#### EXERCISE INSTRUCTIONS:
All records are to be retyped faithfully and completely.
— START OF PROVIDED MATERIAL —
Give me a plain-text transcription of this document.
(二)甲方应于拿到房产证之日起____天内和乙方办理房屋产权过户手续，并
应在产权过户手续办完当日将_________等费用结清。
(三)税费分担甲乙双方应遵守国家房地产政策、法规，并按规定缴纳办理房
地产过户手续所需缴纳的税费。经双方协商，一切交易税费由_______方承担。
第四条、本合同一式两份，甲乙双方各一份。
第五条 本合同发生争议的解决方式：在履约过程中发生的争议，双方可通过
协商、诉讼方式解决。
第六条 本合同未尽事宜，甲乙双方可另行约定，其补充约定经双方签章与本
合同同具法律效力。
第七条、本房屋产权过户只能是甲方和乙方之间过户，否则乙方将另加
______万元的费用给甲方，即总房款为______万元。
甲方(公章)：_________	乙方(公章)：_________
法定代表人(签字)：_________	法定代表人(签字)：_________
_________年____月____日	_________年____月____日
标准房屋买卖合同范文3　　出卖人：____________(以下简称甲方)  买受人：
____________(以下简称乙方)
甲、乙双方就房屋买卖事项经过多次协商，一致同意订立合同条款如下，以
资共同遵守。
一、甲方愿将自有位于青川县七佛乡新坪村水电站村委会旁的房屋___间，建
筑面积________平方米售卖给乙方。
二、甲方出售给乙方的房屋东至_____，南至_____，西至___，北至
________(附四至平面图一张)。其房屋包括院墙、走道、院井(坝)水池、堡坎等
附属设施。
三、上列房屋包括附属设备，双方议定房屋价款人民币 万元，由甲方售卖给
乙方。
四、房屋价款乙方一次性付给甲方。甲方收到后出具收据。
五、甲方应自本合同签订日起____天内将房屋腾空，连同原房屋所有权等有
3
— END OF PROVIDED MATERIAL —
#### RESULT OF THE EXERCISE:
Give me a plain-text transcription of this document.
(二)甲方应于拿到房产证之日起____天内和乙方办理房屋产权过户手续，并
应在产权过户手续办完当日将_________等费用结清。
(三)税费分担甲乙双方应遵守国家房地产政策、法规，并按规定缴纳办理房
地产过户手续所需缴纳的税费。经双方协商，一切交易税费由_______方承担。
第四条、本合同一式两份，甲乙双方各一份。
第五条 本合同发生争议的解决方式：在履约过程中发生的争议，双方可通过
协商、诉讼方式解决。
第六条 本合同未尽事宜，甲乙双方可另行约定，其补充约定经双方签章与本
合同同具法律效力。
第七条、本房屋产权过户只能是甲方和乙方之间过户，否则乙方将另加
______万元的费用给甲方，即总房款为______万元。
甲方(公章)：_________	乙方(公章)：_________
法定代表人(签字)：_________	法定代表人(签字)：_________
_________年____月____日	_________年____月____日
标准房屋买卖合同范文3　　出卖人：____________(以下简称甲方)  买受人：
____________(以下简称乙方)
甲、乙双方就房屋买卖事项经过多次协商，一致同意订立合同条款如下，以
资共同遵守。
一、甲方愿将自有位于青川县七佛乡新坪村水电站村委会旁的房屋___间，建
筑面积________平方米售卖给乙方。
二、甲方出售给乙方的房屋东至_____，南至_____，西至___，北至
________(附四至平面图一张)。其房屋包括院墙、走道、院井(坝)水池、堡坎等
附属设施。
三、上列房屋包括附属设备，双方议定房屋价款人民币 万元，由甲方售卖给
乙方。
四、房屋价款乙方一次性付给甲方。甲方收到后出具收据。
五、甲方应自本合同签订日起____天内将房屋腾空，连同原房屋所有权等有
3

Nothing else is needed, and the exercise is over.